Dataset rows

'''

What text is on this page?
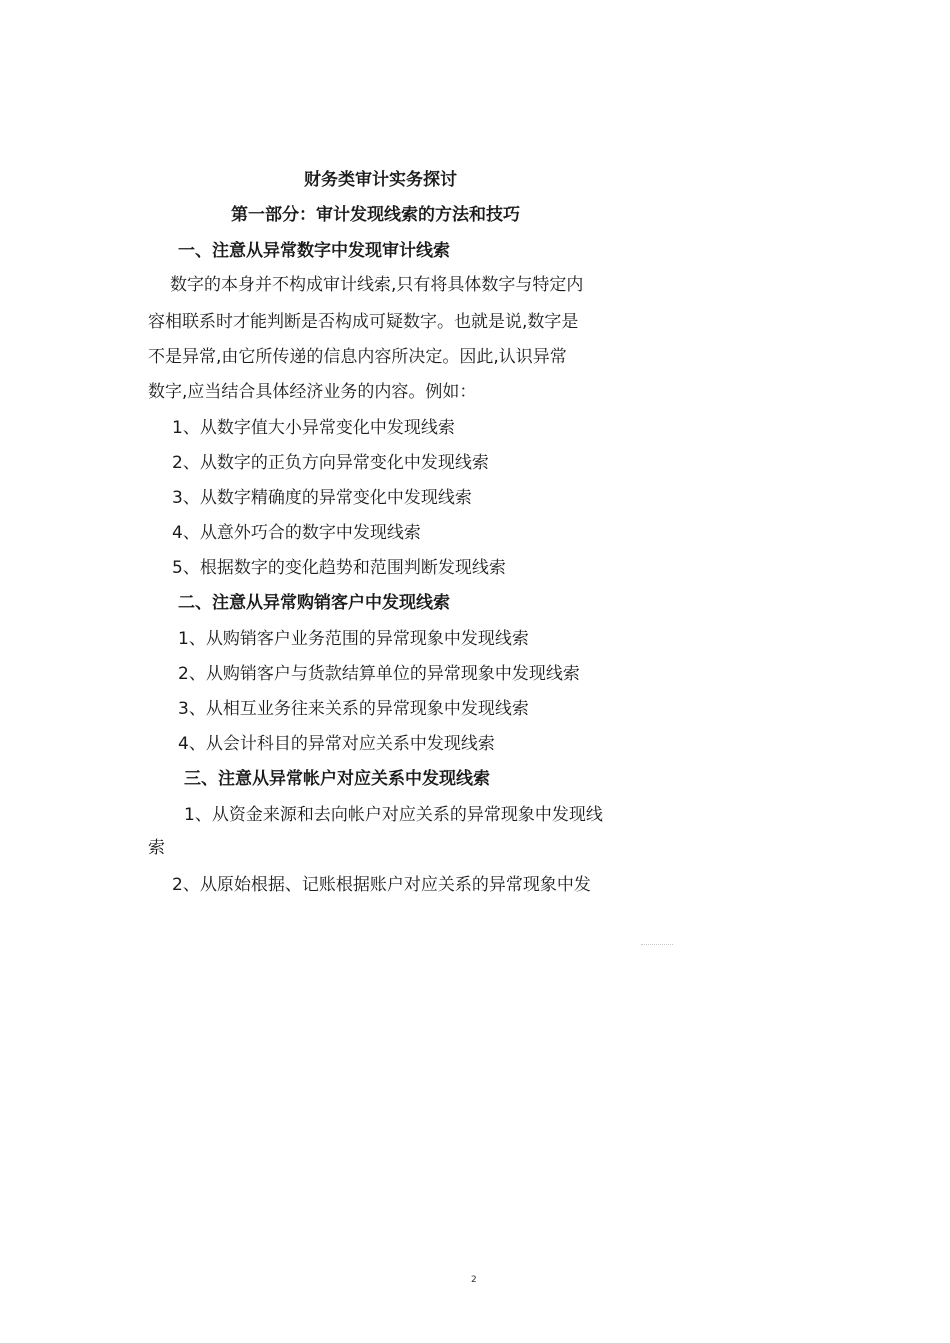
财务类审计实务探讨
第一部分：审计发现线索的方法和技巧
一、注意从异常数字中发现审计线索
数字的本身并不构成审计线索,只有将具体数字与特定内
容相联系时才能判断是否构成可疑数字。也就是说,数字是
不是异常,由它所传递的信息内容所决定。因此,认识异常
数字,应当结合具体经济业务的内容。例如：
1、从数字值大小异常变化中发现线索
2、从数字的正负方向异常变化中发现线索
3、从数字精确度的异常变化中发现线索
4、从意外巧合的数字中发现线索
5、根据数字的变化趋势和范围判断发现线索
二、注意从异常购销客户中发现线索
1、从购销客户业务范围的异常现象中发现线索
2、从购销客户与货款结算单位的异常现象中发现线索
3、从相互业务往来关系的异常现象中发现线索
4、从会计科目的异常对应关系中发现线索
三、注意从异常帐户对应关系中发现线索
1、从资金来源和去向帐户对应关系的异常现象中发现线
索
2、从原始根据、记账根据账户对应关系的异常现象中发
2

'''

▶ _Work required_: Produce an exact copy of each line of data, skipping embedded images.

▶ _Result_:
What text is on this page?
财务类审计实务探讨
第一部分：审计发现线索的方法和技巧
一、注意从异常数字中发现审计线索
数字的本身并不构成审计线索,只有将具体数字与特定内
容相联系时才能判断是否构成可疑数字。也就是说,数字是
不是异常,由它所传递的信息内容所决定。因此,认识异常
数字,应当结合具体经济业务的内容。例如：
1、从数字值大小异常变化中发现线索
2、从数字的正负方向异常变化中发现线索
3、从数字精确度的异常变化中发现线索
4、从意外巧合的数字中发现线索
5、根据数字的变化趋势和范围判断发现线索
二、注意从异常购销客户中发现线索
1、从购销客户业务范围的异常现象中发现线索
2、从购销客户与货款结算单位的异常现象中发现线索
3、从相互业务往来关系的异常现象中发现线索
4、从会计科目的异常对应关系中发现线索
三、注意从异常帐户对应关系中发现线索
1、从资金来源和去向帐户对应关系的异常现象中发现线
索
2、从原始根据、记账根据账户对应关系的异常现象中发
2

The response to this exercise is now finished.